EXERCISE TASK 1:
Write out the records line for line, starting at their first line and stopping after the line that contains "- save-button[interactable]: Save: [7, 92, 72, 131]", with both ends included.

◇ ◇ ◇ ◇ ◇ ◇ ◇

4.2. Manifold learning¶

Look for the bare necessities
The simple bare necessities
Forget about your worries and your strife
I mean the bare necessities
Old Mother Nature’s recipes
That bring the bare necessities of life

– Baloo’s song [The Jungle Book]

Manifold learning is an approach to nonlinear dimensionality reduction. Algorithms for this task are based on the idea that the dimensionality of many data sets is only artificially high.

4.2.1. Introduction¶

High-dimensional datasets can be very difficult to visualize. While data in two or three dimensions can be plotted to show the inherent structure of the data, equivalent high-dimensional plots are much less intuitive. To aid visualization of the structure of a dataset, the dimension must be reduced in some way.

The simplest way to accomplish this dimensionality reduction is by taking a random projection of the data. Though this allows some degree of visualization of the data structure, the randomness of the choice leaves much to be desired. In a random projection, it is likely that the more interesting structure within the data will be lost.

To address this concern, a number of supervised and unsupervised linear dimensionality reduction frameworks have been designed, such as Principal Component Analysis (PCA), Independent Component Analysis, Linear Discriminant Analysis, and others. These algorithms define specific rubrics to choose an “interesting” linear projection of the data. These methods can be powerful, but often miss important nonlinear structure in the data.

Manifold Learning can be thought of as an attempt to generalize linear frameworks like PCA to be sensitive to nonlinear structure in data. Though supervised variants exist, the typical manifold learning problem is unsupervised: it learns the high-dimensional structure of the data from the data itself, without the use of predetermined classifications.

Examples:

See Manifold learning on handwritten digits: Locally Linear Embedding, Isomap... for an example of dimensionality reduction on handwritten digits.
See Comparison of Manifold Learning methods for an example of dimensionality reduction on a toy “S-curve” dataset.

The manifold learning implementations available in sklearn are summarized below

4.2.2. Isomap¶

One of the earliest approaches to manifold learning is the Isomap algorithm, short for Isometric Mapping. Isomap can be viewed as an extension of Multi-dimensional Scaling (MDS) or Kernel PCA. Isomap seeks a lower-dimensional embedding which maintains geodesic distances between all points. Isomap can be performed with the object Isomap.

4.2.2.1. Complexity¶

The Isomap algorithm comprises three stages:

Nearest neighbor search. Isomap uses sklearn.neighbors.BallTree for efficient neighbor search. The cost is approximately $O[D \log(k) N \log(N)]$ , for $k$ nearest neighbors of $N$ points in $D$ dimensions.

◇ ◇ ◇ ◇ ◇ ◇ ◇

EXERCISE TASK 2:
From the manifold learning text, copy word for word the passage that begins at the words "4.2.1. Introduction¶" and ends after the words "in some way.".

RECORD EXCERPTS:
◇ ◇ ◇ ◇ ◇ ◇ ◇

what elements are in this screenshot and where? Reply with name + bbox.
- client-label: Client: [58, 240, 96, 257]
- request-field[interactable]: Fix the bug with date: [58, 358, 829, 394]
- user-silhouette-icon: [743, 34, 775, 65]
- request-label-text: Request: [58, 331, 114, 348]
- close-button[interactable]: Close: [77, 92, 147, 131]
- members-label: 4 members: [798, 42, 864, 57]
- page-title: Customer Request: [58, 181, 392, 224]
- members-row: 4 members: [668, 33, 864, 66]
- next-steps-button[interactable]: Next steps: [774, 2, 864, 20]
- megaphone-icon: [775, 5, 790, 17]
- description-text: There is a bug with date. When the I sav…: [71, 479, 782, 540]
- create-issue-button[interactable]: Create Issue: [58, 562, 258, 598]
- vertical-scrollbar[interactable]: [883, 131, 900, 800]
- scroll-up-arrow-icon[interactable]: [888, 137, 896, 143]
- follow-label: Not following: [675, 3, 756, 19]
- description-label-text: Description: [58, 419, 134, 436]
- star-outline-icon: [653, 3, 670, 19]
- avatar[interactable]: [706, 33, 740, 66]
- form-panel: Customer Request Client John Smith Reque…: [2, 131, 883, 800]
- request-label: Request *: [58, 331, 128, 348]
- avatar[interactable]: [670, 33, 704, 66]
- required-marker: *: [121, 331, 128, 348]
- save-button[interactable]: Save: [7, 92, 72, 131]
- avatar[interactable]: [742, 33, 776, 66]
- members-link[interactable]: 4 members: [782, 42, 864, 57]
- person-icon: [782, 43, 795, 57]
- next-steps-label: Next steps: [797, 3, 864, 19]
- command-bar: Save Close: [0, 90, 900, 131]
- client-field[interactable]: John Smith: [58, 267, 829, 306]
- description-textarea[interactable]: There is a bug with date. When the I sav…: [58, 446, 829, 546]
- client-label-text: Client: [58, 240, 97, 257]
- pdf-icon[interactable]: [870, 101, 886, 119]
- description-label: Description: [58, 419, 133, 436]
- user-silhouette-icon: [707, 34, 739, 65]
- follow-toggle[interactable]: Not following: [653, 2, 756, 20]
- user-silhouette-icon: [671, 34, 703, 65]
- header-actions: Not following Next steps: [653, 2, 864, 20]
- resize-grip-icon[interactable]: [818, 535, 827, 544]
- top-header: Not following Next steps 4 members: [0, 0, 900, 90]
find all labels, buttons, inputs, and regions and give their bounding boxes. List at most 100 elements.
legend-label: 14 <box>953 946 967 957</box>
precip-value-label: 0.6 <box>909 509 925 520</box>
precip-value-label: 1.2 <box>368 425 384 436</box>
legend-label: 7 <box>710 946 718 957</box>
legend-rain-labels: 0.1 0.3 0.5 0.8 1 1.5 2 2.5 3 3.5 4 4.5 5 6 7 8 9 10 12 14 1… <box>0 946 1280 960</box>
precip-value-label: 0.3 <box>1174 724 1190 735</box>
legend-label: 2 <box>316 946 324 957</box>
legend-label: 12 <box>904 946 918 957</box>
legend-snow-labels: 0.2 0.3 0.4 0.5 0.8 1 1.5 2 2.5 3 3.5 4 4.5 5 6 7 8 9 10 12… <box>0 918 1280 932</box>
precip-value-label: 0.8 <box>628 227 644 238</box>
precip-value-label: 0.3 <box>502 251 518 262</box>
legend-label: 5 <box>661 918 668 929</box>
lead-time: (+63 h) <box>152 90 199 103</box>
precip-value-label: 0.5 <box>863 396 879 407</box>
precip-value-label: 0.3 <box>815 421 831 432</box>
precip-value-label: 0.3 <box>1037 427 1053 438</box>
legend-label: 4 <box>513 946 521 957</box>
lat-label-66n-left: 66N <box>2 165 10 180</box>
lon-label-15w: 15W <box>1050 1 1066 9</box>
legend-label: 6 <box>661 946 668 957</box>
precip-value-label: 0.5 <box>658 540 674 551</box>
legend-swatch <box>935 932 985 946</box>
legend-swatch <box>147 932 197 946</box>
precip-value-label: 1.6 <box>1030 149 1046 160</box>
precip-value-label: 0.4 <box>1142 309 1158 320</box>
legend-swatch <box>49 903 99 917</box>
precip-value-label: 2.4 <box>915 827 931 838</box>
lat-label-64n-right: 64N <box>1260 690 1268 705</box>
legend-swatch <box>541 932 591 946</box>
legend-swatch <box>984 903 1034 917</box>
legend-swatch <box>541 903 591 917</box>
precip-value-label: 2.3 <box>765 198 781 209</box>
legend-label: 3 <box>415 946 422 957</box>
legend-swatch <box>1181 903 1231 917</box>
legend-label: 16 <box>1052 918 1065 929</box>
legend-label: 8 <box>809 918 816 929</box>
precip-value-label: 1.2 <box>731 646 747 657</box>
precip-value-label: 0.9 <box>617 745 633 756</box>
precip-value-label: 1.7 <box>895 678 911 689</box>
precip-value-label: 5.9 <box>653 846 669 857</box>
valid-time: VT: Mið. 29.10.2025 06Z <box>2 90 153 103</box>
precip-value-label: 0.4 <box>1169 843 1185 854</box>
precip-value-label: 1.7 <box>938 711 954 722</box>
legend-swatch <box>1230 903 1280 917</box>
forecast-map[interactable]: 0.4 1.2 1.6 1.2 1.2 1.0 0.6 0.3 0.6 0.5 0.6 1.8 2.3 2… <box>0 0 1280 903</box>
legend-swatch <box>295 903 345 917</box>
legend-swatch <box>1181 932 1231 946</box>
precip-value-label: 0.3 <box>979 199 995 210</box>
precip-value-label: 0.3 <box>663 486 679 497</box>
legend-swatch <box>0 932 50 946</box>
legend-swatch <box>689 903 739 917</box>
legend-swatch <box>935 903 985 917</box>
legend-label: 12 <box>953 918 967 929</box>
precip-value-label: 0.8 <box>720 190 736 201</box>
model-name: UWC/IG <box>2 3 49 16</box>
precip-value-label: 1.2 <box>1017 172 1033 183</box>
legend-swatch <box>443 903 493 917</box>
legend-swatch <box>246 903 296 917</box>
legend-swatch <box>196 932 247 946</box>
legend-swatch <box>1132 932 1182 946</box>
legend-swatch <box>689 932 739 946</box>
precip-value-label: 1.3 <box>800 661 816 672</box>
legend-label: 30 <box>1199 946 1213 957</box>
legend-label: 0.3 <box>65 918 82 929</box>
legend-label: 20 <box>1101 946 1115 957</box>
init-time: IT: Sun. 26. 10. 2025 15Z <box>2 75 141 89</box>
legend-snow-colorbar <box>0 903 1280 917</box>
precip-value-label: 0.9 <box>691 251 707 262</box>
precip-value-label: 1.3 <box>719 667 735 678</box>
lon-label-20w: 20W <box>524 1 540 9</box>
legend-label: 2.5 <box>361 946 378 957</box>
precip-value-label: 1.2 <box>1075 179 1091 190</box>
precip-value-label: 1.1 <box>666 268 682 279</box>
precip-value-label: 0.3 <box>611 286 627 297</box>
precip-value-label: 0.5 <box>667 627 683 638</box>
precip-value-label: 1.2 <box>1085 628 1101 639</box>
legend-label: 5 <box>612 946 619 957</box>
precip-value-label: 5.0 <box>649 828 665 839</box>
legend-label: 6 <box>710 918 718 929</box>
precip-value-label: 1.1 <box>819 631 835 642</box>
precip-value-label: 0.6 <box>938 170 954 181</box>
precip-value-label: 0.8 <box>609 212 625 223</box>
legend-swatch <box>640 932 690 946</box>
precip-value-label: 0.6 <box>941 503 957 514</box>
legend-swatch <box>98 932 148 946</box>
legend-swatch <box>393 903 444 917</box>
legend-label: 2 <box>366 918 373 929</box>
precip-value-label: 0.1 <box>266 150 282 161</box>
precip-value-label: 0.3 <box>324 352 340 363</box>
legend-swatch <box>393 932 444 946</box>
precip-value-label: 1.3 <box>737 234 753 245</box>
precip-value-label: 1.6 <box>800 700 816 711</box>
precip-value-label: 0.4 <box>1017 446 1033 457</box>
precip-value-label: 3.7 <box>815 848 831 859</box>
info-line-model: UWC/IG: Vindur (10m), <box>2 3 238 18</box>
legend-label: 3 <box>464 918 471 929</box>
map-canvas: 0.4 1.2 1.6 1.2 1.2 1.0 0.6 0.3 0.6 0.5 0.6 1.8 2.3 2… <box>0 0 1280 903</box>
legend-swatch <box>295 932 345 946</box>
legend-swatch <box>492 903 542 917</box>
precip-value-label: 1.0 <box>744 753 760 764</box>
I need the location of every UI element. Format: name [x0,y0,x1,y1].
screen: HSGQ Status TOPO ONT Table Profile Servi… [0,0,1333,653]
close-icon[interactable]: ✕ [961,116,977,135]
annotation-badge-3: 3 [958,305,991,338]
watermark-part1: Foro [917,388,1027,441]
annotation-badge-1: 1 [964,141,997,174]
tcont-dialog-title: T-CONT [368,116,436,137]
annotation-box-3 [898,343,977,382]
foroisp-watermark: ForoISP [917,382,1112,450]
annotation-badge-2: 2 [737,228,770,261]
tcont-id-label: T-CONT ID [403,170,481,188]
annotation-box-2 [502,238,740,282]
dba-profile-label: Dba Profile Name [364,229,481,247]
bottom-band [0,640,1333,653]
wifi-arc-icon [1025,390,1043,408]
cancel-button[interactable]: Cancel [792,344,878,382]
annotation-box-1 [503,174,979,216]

◇ ◇ ◇ ◇ ◇ ◇ ◇

RIGHT ANSWER 1:
what elements are in this screenshot and where? Reply with name + bbox.
- client-label: Client: [58, 240, 96, 257]
- request-field[interactable]: Fix the bug with date: [58, 358, 829, 394]
- user-silhouette-icon: [743, 34, 775, 65]
- request-label-text: Request: [58, 331, 114, 348]
- close-button[interactable]: Close: [77, 92, 147, 131]
- members-label: 4 members: [798, 42, 864, 57]
- page-title: Customer Request: [58, 181, 392, 224]
- members-row: 4 members: [668, 33, 864, 66]
- next-steps-button[interactable]: Next steps: [774, 2, 864, 20]
- megaphone-icon: [775, 5, 790, 17]
- description-text: There is a bug with date. When the I sav…: [71, 479, 782, 540]
- create-issue-button[interactable]: Create Issue: [58, 562, 258, 598]
- vertical-scrollbar[interactable]: [883, 131, 900, 800]
- scroll-up-arrow-icon[interactable]: [888, 137, 896, 143]
- follow-label: Not following: [675, 3, 756, 19]
- description-label-text: Description: [58, 419, 134, 436]
- star-outline-icon: [653, 3, 670, 19]
- avatar[interactable]: [706, 33, 740, 66]
- form-panel: Customer Request Client John Smith Reque…: [2, 131, 883, 800]
- request-label: Request *: [58, 331, 128, 348]
- avatar[interactable]: [670, 33, 704, 66]
- required-marker: *: [121, 331, 128, 348]
- save-button[interactable]: Save: [7, 92, 72, 131]

RIGHT ANSWER 2:
4.2.1. Introduction¶

High-dimensional datasets can be very difficult to visualize. While data in two or three dimensions can be plotted to show the inherent structure of the data, equivalent high-dimensional plots are much less intuitive. To aid visualization of the structure of a dataset, the dimension must be reduced in some way.